------ Dataset extract ------

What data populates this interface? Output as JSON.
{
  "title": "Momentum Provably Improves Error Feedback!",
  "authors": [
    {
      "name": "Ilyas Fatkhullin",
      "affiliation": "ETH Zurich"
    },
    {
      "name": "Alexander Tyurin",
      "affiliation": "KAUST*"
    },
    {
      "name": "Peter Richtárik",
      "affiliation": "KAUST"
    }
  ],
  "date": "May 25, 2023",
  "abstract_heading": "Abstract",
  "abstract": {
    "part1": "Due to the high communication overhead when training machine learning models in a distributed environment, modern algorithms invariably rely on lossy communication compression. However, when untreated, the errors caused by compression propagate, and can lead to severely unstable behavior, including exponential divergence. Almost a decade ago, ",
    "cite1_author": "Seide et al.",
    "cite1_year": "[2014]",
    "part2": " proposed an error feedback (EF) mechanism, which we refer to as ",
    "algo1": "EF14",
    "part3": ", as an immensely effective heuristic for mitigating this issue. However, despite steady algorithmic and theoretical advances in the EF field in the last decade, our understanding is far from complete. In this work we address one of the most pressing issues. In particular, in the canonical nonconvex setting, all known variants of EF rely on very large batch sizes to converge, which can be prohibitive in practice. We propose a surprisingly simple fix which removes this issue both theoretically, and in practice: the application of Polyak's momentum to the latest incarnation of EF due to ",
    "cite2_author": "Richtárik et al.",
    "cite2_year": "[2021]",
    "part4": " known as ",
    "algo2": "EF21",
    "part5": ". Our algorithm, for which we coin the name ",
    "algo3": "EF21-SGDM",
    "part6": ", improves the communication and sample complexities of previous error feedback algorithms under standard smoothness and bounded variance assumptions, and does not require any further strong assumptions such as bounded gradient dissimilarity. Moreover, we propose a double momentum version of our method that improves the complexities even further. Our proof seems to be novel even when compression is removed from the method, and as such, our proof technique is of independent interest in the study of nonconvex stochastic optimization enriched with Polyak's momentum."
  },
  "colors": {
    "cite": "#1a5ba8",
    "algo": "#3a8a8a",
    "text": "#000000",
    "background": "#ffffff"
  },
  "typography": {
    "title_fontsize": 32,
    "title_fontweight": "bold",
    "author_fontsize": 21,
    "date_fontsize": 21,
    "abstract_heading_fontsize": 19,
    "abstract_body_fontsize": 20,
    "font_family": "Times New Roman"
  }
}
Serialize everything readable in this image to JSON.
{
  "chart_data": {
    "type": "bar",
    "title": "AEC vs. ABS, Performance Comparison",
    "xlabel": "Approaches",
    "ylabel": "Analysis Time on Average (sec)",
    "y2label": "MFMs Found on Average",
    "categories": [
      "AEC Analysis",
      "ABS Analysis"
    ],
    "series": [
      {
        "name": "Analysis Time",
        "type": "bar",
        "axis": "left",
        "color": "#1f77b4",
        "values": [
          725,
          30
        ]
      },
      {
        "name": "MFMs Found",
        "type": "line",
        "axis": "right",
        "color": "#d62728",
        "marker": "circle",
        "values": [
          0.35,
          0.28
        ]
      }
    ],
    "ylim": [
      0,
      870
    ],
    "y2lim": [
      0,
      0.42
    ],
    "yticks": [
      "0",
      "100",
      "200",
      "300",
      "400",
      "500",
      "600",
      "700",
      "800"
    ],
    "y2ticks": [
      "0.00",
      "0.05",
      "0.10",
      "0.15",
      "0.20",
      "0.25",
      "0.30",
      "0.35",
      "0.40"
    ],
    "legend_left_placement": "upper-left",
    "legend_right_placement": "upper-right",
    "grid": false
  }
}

------
------ Dataset extract ------

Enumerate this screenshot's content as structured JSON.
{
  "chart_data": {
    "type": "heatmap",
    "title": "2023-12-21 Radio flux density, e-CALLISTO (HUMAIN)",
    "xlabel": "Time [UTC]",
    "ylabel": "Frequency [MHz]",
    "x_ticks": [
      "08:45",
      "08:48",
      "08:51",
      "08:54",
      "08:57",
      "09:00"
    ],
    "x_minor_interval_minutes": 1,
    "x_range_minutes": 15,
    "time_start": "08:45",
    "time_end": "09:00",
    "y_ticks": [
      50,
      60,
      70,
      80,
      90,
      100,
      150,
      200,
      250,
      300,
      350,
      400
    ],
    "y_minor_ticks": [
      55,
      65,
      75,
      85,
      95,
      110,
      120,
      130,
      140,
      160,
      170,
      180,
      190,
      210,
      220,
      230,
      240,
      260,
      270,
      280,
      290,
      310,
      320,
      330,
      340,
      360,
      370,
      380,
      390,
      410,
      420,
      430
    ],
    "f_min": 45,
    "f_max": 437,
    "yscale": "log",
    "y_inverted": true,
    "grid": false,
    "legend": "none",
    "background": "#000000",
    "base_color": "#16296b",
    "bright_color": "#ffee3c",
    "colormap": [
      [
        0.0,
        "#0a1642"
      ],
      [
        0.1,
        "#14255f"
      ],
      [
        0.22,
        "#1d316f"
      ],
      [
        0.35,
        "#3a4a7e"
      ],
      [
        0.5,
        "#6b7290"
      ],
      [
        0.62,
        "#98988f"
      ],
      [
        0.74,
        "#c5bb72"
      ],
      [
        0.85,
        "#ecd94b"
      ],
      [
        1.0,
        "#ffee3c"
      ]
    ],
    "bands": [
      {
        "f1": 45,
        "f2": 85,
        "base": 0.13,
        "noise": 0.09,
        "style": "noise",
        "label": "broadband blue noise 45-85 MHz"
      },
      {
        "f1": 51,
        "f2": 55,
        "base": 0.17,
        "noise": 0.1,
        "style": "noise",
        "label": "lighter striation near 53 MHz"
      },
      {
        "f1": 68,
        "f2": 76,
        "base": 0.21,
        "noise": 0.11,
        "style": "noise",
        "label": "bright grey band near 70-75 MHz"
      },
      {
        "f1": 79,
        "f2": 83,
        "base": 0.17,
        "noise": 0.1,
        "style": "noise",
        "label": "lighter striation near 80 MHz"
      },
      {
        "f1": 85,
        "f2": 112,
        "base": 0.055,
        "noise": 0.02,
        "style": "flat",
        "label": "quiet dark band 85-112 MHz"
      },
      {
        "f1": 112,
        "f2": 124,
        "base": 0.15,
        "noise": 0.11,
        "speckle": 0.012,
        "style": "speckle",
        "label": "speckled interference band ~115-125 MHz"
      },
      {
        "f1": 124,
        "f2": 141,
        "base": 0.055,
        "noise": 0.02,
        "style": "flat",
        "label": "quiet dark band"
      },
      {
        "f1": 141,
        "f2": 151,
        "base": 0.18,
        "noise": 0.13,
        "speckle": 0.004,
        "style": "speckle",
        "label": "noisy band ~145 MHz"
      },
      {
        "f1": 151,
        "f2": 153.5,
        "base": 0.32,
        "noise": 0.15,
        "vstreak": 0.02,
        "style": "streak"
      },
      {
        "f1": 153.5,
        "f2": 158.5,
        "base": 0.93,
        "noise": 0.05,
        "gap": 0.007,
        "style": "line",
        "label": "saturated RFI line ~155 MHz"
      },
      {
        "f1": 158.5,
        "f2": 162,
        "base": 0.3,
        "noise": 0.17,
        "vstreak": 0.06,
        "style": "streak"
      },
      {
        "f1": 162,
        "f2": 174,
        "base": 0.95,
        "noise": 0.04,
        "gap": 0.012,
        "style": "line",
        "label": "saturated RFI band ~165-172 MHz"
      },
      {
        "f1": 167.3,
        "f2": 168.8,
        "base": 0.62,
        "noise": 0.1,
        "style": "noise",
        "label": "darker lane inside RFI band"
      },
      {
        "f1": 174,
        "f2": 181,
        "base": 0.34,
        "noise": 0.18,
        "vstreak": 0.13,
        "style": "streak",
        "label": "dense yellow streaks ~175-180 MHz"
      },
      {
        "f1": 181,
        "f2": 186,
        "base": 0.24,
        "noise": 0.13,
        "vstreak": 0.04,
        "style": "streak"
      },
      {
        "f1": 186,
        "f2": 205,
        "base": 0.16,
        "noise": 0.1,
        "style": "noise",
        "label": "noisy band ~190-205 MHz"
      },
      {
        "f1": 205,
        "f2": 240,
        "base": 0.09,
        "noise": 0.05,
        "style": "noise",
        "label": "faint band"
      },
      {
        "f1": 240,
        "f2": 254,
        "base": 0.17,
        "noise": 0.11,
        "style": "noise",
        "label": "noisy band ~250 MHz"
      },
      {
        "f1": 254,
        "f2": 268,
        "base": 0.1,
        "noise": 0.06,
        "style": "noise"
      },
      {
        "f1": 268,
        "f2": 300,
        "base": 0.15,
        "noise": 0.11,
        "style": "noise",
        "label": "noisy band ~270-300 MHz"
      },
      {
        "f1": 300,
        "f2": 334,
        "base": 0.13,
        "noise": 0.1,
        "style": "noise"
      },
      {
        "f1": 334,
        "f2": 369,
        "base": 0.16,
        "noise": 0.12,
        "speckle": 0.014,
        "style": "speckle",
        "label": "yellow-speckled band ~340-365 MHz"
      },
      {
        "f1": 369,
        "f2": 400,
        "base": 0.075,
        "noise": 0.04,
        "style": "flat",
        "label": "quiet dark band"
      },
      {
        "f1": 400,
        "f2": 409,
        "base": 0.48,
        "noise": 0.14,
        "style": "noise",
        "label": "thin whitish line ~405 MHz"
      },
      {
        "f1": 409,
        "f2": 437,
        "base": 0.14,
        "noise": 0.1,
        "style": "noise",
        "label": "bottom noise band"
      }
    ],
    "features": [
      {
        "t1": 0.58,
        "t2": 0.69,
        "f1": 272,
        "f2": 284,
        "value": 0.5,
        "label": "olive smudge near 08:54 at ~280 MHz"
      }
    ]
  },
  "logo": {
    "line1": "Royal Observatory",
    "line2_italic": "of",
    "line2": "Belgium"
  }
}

------
------ Dataset extract ------

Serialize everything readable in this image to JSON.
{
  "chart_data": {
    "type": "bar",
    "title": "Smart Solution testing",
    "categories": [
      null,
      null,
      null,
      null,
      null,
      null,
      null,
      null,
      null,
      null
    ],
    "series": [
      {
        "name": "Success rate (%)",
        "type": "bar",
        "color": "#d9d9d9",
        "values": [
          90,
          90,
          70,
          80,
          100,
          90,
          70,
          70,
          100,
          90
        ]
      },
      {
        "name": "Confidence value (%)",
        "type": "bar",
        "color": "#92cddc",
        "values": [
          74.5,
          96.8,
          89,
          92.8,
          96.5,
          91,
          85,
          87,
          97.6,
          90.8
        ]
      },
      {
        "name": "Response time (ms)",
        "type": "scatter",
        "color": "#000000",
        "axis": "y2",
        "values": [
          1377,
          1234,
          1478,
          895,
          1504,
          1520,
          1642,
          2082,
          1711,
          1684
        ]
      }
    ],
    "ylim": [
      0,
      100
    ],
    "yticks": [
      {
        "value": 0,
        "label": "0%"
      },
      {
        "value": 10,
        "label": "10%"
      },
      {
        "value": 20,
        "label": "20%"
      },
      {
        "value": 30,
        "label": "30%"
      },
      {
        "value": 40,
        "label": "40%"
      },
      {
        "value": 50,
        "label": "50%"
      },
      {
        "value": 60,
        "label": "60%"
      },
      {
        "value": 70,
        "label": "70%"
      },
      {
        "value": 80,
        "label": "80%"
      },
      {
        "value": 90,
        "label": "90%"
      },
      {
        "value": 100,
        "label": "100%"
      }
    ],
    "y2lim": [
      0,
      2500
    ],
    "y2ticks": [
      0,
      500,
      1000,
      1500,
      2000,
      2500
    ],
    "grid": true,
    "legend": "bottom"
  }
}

------

- Short exercise: Give the number of lines in the entries that hold the word "known", and nothing else.

- Exercise result: 2